# Given request
Repeat the whole listing below, word for word.

[Dataset items]
########################################

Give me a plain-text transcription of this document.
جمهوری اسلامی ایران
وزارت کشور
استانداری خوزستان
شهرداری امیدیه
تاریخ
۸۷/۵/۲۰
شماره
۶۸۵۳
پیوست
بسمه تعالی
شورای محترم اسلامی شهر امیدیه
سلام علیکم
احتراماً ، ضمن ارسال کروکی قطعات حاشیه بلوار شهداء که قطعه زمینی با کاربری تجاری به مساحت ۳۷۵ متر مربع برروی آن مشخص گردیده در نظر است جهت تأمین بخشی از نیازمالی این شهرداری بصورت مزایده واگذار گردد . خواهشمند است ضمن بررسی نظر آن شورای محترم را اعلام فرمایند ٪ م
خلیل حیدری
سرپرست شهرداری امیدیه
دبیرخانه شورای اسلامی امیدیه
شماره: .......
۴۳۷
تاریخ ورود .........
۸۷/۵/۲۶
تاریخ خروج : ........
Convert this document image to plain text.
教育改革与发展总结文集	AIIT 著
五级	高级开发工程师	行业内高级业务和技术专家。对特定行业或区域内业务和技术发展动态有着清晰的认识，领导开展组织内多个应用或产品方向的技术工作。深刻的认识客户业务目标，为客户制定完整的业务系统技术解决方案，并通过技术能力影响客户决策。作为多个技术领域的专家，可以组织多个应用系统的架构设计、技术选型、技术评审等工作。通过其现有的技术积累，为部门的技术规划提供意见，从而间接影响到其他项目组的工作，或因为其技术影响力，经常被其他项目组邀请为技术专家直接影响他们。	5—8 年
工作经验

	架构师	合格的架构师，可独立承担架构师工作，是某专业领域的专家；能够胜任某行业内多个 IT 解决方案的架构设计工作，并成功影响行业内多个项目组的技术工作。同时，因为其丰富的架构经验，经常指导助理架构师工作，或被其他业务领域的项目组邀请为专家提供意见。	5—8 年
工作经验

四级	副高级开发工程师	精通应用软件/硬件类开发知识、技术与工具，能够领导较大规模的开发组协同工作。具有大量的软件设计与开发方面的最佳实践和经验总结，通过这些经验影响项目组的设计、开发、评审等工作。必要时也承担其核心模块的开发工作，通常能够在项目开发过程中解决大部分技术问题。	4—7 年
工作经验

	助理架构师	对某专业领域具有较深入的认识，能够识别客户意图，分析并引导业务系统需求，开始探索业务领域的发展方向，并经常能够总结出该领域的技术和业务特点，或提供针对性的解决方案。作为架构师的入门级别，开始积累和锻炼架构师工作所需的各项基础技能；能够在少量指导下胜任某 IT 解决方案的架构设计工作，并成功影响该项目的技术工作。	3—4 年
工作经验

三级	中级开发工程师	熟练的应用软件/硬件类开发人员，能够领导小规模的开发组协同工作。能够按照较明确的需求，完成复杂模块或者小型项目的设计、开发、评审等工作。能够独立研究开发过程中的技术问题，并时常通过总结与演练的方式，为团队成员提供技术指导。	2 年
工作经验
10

########################################

# Expected answer
Give me a plain-text transcription of this document.
جمهوری اسلامی ایران
وزارت کشور
استانداری خوزستان
شهرداری امیدیه
تاریخ
۸۷/۵/۲۰
شماره
۶۸۵۳
پیوست
بسمه تعالی
شورای محترم اسلامی شهر امیدیه
سلام علیکم
احتراماً ، ضمن ارسال کروکی قطعات حاشیه بلوار شهداء که قطعه زمینی با کاربری تجاری به مساحت ۳۷۵ متر مربع برروی آن مشخص گردیده در نظر است جهت تأمین بخشی از نیازمالی این شهرداری بصورت مزایده واگذار گردد . خواهشمند است ضمن بررسی نظر آن شورای محترم را اعلام فرمایند ٪ م
خلیل حیدری
سرپرست شهرداری امیدیه
دبیرخانه شورای اسلامی امیدیه
شماره: .......
۴۳۷
تاریخ ورود .........
۸۷/۵/۲۶
تاریخ خروج : ........
Convert this document image to plain text.
教育改革与发展总结文集	AIIT 著
五级	高级开发工程师	行业内高级业务和技术专家。对特定行业或区域内业务和技术发展动态有着清晰的认识，领导开展组织内多个应用或产品方向的技术工作。深刻的认识客户业务目标，为客户制定完整的业务系统技术解决方案，并通过技术能力影响客户决策。作为多个技术领域的专家，可以组织多个应用系统的架构设计、技术选型、技术评审等工作。通过其现有的技术积累，为部门的技术规划提供意见，从而间接影响到其他项目组的工作，或因为其技术影响力，经常被其他项目组邀请为技术专家直接影响他们。	5—8 年
工作经验

	架构师	合格的架构师，可独立承担架构师工作，是某专业领域的专家；能够胜任某行业内多个 IT 解决方案的架构设计工作，并成功影响行业内多个项目组的技术工作。同时，因为其丰富的架构经验，经常指导助理架构师工作，或被其他业务领域的项目组邀请为专家提供意见。	5—8 年
工作经验

四级	副高级开发工程师	精通应用软件/硬件类开发知识、技术与工具，能够领导较大规模的开发组协同工作。具有大量的软件设计与开发方面的最佳实践和经验总结，通过这些经验影响项目组的设计、开发、评审等工作。必要时也承担其核心模块的开发工作，通常能够在项目开发过程中解决大部分技术问题。	4—7 年
工作经验

	助理架构师	对某专业领域具有较深入的认识，能够识别客户意图，分析并引导业务系统需求，开始探索业务领域的发展方向，并经常能够总结出该领域的技术和业务特点，或提供针对性的解决方案。作为架构师的入门级别，开始积累和锻炼架构师工作所需的各项基础技能；能够在少量指导下胜任某 IT 解决方案的架构设计工作，并成功影响该项目的技术工作。	3—4 年
工作经验

三级	中级开发工程师	熟练的应用软件/硬件类开发人员，能够领导小规模的开发组协同工作。能够按照较明确的需求，完成复杂模块或者小型项目的设计、开发、评审等工作。能够独立研究开发过程中的技术问题，并时常通过总结与演练的方式，为团队成员提供技术指导。	2 年
工作经验
10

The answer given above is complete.